■ INSTRUCTIONS TO FOLLOW
Rewrite each line of the data below as a numbered list, dropping any blank lines and leaving out the pictures.
-- start EXCERPTED DATA --
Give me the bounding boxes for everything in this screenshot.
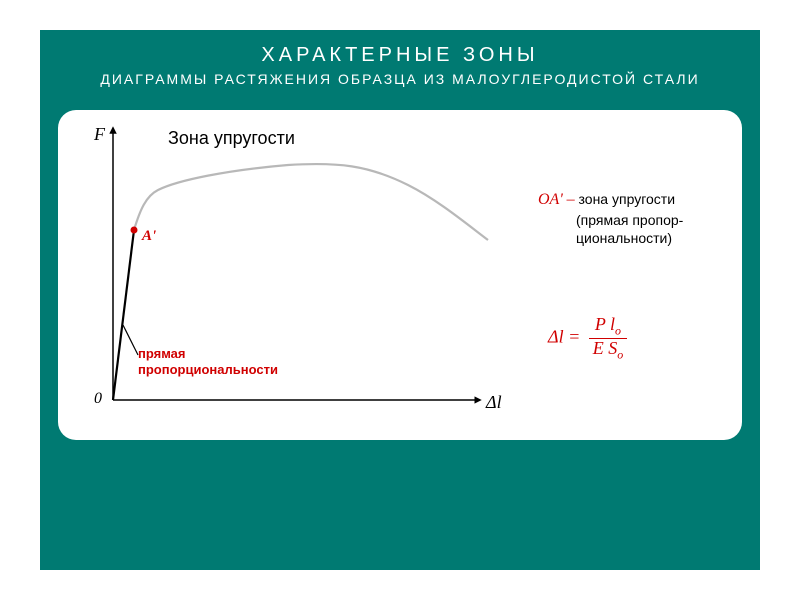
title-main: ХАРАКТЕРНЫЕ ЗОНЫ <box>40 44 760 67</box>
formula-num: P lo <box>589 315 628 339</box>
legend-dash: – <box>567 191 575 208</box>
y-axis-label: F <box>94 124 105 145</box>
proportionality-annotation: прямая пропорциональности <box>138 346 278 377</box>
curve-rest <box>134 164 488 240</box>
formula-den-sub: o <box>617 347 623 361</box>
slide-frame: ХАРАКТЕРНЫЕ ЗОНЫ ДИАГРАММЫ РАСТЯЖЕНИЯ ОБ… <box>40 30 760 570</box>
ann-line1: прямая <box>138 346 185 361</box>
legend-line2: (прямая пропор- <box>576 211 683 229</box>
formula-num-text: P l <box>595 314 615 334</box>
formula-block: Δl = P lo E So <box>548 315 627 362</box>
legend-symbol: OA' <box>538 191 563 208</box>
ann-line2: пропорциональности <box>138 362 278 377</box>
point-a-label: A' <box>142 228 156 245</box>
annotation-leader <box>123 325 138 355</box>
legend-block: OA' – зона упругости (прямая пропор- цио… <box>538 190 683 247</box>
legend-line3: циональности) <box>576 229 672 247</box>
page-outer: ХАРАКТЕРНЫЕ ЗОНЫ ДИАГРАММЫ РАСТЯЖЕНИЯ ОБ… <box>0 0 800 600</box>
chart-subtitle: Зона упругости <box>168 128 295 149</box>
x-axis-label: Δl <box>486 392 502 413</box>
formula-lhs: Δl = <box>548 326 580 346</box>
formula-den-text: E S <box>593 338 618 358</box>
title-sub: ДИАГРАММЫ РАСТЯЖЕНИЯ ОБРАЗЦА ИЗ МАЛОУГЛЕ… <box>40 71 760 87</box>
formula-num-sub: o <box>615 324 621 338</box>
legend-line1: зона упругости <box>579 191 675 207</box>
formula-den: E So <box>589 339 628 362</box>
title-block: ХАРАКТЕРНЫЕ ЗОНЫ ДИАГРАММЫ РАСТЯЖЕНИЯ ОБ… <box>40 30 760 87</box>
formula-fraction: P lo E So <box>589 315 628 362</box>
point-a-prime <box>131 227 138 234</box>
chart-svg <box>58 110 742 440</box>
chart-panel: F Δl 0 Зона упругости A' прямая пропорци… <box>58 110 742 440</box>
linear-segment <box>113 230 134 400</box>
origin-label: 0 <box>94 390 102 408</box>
-- end EXCERPTED DATA --
■ EXERCISE OUTPUT
1. Give me the bounding boxes for everything in this screenshot.
2. title-main: ХАРАКТЕРНЫЕ ЗОНЫ <box>40 44 760 67</box>
3. formula-num: P lo <box>589 315 628 339</box>
4. legend-dash: – <box>567 191 575 208</box>
5. y-axis-label: F <box>94 124 105 145</box>
6. proportionality-annotation: прямая пропорциональности <box>138 346 278 377</box>
7. curve-rest <box>134 164 488 240</box>
8. formula-den-sub: o <box>617 347 623 361</box>
9. slide-frame: ХАРАКТЕРНЫЕ ЗОНЫ ДИАГРАММЫ РАСТЯЖЕНИЯ ОБ… <box>40 30 760 570</box>
10. ann-line1: прямая <box>138 346 185 361</box>
11. legend-line2: (прямая пропор- <box>576 211 683 229</box>
12. formula-num-text: P l <box>595 314 615 334</box>
13. formula-block: Δl = P lo E So <box>548 315 627 362</box>
14. legend-symbol: OA' <box>538 191 563 208</box>
15. ann-line2: пропорциональности <box>138 362 278 377</box>
16. point-a-label: A' <box>142 228 156 245</box>
17. annotation-leader <box>123 325 138 355</box>
18. legend-block: OA' – зона упругости (прямая пропор- цио… <box>538 190 683 247</box>
19. legend-line3: циональности) <box>576 229 672 247</box>
20. page-outer: ХАРАКТЕРНЫЕ ЗОНЫ ДИАГРАММЫ РАСТЯЖЕНИЯ ОБ… <box>0 0 800 600</box>
21. chart-subtitle: Зона упругости <box>168 128 295 149</box>
22. x-axis-label: Δl <box>486 392 502 413</box>
23. formula-lhs: Δl = <box>548 326 580 346</box>
24. formula-den-text: E S <box>593 338 618 358</box>
25. title-sub: ДИАГРАММЫ РАСТЯЖЕНИЯ ОБРАЗЦА ИЗ МАЛОУГЛЕ… <box>40 71 760 87</box>
26. formula-num-sub: o <box>615 324 621 338</box>
27. legend-line1: зона упругости <box>579 191 675 207</box>
28. formula-den: E So <box>589 339 628 362</box>
29. title-block: ХАРАКТЕРНЫЕ ЗОНЫ ДИАГРАММЫ РАСТЯЖЕНИЯ ОБ… <box>40 30 760 87</box>
30. formula-fraction: P lo E So <box>589 315 628 362</box>
31. point-a-prime <box>131 227 138 234</box>
32. chart-svg <box>58 110 742 440</box>
33. chart-panel: F Δl 0 Зона упругости A' прямая пропорци… <box>58 110 742 440</box>
34. linear-segment <box>113 230 134 400</box>
35. origin-label: 0 <box>94 390 102 408</box>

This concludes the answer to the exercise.